_Directions for this task_
Each line containing the word "JSON" should be found and copied.

_Collected data_
.....

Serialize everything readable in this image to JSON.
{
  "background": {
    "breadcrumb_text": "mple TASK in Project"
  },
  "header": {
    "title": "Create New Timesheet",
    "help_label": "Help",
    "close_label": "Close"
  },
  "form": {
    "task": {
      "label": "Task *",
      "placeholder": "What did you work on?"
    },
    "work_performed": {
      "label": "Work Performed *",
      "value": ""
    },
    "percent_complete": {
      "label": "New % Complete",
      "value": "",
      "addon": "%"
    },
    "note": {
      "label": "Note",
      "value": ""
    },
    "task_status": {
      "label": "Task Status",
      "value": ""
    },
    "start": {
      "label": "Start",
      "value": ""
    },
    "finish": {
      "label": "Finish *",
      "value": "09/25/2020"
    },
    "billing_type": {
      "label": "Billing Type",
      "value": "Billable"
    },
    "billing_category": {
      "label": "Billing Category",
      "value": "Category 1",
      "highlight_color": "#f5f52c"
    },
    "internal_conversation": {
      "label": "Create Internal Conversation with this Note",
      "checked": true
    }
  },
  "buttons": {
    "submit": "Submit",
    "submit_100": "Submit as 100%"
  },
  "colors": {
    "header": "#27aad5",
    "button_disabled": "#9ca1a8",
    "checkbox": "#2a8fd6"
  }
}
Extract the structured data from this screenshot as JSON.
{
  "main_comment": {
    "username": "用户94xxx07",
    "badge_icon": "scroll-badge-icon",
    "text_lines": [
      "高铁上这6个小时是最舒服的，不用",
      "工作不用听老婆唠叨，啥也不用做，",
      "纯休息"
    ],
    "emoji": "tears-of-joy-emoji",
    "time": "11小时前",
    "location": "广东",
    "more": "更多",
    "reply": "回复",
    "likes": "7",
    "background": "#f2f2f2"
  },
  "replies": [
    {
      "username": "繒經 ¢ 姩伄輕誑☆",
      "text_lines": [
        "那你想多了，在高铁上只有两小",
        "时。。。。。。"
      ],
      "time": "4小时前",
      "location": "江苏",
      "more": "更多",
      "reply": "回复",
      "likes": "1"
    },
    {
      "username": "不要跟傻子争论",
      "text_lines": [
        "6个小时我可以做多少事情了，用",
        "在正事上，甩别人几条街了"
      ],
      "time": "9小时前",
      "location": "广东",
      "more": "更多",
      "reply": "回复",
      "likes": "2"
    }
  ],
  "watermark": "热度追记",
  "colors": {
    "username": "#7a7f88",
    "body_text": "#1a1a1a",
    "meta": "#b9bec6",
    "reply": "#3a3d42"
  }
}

.....

_Exercise answer_
Serialize everything readable in this image to JSON.
Extract the structured data from this screenshot as JSON.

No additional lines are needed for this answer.